- [Required work] Restate each of the lines given below, word for word.
--
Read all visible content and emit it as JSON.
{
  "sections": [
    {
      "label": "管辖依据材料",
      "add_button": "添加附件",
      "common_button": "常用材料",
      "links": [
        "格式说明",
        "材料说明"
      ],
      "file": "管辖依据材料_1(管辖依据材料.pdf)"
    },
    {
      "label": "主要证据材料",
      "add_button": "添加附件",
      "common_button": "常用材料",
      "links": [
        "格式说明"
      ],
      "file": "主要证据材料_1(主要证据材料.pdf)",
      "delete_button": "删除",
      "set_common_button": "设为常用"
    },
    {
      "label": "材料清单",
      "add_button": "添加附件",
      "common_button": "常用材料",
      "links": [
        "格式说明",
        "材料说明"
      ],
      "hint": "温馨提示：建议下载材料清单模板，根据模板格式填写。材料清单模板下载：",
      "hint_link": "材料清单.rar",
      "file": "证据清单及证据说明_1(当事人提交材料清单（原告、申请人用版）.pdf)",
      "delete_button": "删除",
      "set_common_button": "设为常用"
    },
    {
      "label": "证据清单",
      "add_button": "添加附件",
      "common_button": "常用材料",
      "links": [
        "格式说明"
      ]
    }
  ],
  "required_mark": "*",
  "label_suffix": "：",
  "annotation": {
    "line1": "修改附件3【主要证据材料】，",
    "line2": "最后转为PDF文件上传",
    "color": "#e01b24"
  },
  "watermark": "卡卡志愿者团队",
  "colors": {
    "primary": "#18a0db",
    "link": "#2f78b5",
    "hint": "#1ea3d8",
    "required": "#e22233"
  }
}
--
- [Response]
Read all visible content and emit it as JSON.
{
  "sections": [
    {
      "label": "管辖依据材料",
      "add_button": "添加附件",
      "common_button": "常用材料",
      "links": [
        "格式说明",
        "材料说明"
      ],
      "file": "管辖依据材料_1(管辖依据材料.pdf)"
    },
    {
      "label": "主要证据材料",
      "add_button": "添加附件",
      "common_button": "常用材料",
      "links": [
        "格式说明"
      ],
      "file": "主要证据材料_1(主要证据材料.pdf)",
      "delete_button": "删除",
      "set_common_button": "设为常用"
    },
    {
      "label": "材料清单",
      "add_button": "添加附件",
      "common_button": "常用材料",
      "links": [
        "格式说明",
        "材料说明"
      ],
      "hint": "温馨提示：建议下载材料清单模板，根据模板格式填写。材料清单模板下载：",
      "hint_link": "材料清单.rar",
      "file": "证据清单及证据说明_1(当事人提交材料清单（原告、申请人用版）.pdf)",
      "delete_button": "删除",
      "set_common_button": "设为常用"
    },
    {
      "label": "证据清单",
      "add_button": "添加附件",
      "common_button": "常用材料",
      "links": [
        "格式说明"
      ]
    }
  ],
  "required_mark": "*",
  "label_suffix": "：",
  "annotation": {
    "line1": "修改附件3【主要证据材料】，",
    "line2": "最后转为PDF文件上传",
    "color": "#e01b24"
  },
  "watermark": "卡卡志愿者团队",
  "colors": {
    "primary": "#18a0db",
    "link": "#2f78b5",
    "hint": "#1ea3d8",
    "required": "#e22233"
  }
}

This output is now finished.